Given request:
Search the records that follow and extract every line containing the string "mode".

START Data extract

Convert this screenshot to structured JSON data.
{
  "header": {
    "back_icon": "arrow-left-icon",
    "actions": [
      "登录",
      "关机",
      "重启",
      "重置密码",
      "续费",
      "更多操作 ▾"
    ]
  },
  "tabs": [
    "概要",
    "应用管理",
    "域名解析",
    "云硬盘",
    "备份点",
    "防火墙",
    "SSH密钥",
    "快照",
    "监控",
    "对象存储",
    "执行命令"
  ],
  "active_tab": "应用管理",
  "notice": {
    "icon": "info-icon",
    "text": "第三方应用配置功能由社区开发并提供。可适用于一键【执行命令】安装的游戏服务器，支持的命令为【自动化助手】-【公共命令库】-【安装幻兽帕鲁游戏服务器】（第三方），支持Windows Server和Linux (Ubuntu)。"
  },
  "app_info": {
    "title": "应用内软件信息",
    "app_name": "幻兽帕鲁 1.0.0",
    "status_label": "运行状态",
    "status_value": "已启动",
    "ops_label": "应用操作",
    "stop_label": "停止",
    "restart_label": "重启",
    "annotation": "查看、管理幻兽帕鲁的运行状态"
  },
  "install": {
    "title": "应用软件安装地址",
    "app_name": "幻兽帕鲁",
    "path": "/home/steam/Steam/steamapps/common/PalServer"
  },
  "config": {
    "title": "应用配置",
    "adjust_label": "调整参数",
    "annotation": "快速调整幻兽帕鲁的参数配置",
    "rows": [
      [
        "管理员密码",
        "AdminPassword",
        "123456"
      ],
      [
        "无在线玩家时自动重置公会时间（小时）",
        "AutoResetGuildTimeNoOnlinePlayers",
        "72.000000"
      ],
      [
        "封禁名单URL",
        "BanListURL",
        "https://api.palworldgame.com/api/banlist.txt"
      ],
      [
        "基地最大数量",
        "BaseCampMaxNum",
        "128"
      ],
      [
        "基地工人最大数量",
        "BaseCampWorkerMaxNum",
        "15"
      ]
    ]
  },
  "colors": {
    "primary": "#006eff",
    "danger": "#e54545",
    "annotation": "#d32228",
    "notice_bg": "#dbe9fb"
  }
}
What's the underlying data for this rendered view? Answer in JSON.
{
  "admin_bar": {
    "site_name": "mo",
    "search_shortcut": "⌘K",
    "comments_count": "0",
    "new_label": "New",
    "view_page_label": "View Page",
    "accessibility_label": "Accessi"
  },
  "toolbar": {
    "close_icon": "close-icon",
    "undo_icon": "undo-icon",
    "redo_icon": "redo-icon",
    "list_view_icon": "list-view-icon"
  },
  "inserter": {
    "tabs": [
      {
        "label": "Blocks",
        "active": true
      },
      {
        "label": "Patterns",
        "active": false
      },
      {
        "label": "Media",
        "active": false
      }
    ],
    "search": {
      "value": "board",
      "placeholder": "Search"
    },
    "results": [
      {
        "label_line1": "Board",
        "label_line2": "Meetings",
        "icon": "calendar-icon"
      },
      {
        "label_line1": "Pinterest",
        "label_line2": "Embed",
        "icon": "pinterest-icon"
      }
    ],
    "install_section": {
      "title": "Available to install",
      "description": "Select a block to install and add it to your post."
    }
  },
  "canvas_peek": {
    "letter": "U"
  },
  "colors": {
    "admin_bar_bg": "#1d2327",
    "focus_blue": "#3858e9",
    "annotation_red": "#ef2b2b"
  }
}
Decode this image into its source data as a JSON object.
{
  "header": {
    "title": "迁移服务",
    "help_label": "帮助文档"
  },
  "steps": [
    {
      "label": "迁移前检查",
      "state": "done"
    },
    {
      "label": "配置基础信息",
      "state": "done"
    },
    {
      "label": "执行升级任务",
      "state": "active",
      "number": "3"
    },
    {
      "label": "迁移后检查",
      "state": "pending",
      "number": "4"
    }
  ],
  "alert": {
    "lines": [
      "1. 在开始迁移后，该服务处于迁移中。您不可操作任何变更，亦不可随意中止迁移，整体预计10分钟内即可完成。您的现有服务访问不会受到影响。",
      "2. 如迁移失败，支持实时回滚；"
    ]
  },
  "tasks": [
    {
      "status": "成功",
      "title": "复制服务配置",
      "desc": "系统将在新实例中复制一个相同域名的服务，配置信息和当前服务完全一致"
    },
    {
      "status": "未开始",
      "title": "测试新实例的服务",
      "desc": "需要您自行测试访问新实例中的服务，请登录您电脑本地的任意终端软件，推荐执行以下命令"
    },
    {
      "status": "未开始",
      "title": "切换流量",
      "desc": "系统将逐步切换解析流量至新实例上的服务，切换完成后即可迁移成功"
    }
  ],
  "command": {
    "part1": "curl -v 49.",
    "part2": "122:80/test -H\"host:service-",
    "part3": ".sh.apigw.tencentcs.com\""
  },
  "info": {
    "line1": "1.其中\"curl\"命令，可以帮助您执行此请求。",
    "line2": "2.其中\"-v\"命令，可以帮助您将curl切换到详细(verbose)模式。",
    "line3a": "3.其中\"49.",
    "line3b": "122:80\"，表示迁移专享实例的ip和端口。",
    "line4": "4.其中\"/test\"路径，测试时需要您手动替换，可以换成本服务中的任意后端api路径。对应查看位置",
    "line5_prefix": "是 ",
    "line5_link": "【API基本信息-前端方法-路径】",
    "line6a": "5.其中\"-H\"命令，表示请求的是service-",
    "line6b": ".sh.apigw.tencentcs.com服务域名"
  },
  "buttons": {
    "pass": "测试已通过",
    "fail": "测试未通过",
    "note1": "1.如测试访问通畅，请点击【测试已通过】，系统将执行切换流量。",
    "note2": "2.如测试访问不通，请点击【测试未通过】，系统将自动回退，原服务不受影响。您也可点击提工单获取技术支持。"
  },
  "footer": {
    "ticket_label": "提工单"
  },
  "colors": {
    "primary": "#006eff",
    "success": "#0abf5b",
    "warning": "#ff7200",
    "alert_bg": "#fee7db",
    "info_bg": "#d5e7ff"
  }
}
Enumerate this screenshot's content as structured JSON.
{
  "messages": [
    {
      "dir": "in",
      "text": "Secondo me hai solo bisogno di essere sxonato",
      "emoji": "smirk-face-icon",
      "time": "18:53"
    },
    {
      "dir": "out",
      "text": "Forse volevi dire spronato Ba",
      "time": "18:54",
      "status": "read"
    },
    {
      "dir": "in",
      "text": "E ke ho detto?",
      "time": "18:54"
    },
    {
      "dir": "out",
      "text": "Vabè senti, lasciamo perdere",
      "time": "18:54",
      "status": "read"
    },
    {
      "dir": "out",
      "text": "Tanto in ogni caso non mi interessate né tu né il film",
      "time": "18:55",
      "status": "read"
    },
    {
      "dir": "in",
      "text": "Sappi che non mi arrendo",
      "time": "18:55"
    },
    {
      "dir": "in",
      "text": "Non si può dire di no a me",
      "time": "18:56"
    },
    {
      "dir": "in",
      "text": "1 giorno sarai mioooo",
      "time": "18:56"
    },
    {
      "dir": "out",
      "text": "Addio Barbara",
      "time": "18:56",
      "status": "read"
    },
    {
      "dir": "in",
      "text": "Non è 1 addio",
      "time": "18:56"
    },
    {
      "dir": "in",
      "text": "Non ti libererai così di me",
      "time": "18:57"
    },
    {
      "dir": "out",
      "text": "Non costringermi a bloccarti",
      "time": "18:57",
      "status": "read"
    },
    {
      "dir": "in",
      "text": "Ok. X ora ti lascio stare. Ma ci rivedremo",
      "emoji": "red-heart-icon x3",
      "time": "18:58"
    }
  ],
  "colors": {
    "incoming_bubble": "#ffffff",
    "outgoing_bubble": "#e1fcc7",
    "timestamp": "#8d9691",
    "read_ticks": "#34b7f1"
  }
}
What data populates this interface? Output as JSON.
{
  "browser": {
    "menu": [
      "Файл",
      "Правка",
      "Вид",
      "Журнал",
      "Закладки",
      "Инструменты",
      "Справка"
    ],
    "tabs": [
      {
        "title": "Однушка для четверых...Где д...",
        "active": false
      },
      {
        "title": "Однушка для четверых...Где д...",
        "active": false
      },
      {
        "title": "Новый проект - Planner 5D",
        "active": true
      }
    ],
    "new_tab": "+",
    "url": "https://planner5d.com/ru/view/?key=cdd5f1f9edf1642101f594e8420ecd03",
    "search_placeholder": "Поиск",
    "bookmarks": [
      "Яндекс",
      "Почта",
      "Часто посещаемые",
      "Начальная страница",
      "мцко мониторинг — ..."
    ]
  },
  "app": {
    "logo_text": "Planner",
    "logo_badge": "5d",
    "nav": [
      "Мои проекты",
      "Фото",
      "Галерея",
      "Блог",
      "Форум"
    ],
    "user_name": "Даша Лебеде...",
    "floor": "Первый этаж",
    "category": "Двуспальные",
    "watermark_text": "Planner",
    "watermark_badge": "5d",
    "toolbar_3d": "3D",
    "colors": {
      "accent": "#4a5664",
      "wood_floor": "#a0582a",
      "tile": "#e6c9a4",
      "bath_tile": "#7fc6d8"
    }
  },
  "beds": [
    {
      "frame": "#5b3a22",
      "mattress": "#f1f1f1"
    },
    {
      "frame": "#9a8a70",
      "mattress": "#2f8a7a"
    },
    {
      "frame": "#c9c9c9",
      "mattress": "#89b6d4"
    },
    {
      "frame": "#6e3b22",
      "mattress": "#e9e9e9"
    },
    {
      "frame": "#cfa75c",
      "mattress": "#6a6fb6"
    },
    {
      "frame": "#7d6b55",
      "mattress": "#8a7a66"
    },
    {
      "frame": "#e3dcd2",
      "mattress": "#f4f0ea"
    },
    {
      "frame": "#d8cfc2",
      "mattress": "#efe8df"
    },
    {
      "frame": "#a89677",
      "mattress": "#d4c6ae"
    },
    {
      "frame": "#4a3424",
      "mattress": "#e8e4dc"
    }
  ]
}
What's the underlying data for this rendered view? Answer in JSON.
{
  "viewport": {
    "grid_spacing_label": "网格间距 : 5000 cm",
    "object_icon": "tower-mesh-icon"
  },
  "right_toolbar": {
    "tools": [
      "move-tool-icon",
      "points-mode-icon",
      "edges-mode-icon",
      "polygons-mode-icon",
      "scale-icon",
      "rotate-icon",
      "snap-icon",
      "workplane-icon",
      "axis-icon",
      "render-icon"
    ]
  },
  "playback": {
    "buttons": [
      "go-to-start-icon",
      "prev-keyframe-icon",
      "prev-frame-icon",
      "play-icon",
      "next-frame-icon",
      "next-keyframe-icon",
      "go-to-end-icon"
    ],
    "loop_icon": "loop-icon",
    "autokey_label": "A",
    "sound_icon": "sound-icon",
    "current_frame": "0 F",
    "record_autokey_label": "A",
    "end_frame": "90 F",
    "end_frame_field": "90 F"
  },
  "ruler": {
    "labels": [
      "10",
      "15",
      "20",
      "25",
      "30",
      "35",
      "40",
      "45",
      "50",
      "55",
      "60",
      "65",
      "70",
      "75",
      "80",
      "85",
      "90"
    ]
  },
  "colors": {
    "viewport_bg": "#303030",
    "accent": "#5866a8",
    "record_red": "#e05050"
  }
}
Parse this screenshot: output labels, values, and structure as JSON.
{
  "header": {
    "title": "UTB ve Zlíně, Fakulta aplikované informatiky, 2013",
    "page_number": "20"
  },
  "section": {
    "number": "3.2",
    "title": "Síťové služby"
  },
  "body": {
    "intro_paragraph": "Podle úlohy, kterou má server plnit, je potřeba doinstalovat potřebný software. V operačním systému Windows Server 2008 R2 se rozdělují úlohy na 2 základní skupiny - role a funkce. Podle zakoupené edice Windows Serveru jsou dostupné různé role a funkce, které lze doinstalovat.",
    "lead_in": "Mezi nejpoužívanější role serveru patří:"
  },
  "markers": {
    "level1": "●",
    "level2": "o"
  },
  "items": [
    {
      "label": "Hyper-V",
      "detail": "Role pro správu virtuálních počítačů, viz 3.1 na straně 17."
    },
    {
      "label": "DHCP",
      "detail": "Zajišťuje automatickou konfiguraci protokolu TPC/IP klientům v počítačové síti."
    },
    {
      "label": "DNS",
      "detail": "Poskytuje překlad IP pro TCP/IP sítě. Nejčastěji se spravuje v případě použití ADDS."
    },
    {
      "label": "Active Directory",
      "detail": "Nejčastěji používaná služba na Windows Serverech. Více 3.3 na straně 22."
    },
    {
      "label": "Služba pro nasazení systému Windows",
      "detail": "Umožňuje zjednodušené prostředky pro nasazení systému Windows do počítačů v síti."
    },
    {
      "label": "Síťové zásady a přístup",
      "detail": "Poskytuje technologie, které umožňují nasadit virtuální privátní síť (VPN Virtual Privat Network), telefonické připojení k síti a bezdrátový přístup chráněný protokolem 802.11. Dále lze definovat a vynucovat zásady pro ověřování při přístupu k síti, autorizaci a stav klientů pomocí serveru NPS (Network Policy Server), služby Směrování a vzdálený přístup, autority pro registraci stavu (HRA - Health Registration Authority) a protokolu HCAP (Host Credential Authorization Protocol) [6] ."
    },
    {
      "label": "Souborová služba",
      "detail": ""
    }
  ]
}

END Data extract

Output:
      "points-mode-icon",
      "edges-mode-icon",
      "polygons-mode-icon",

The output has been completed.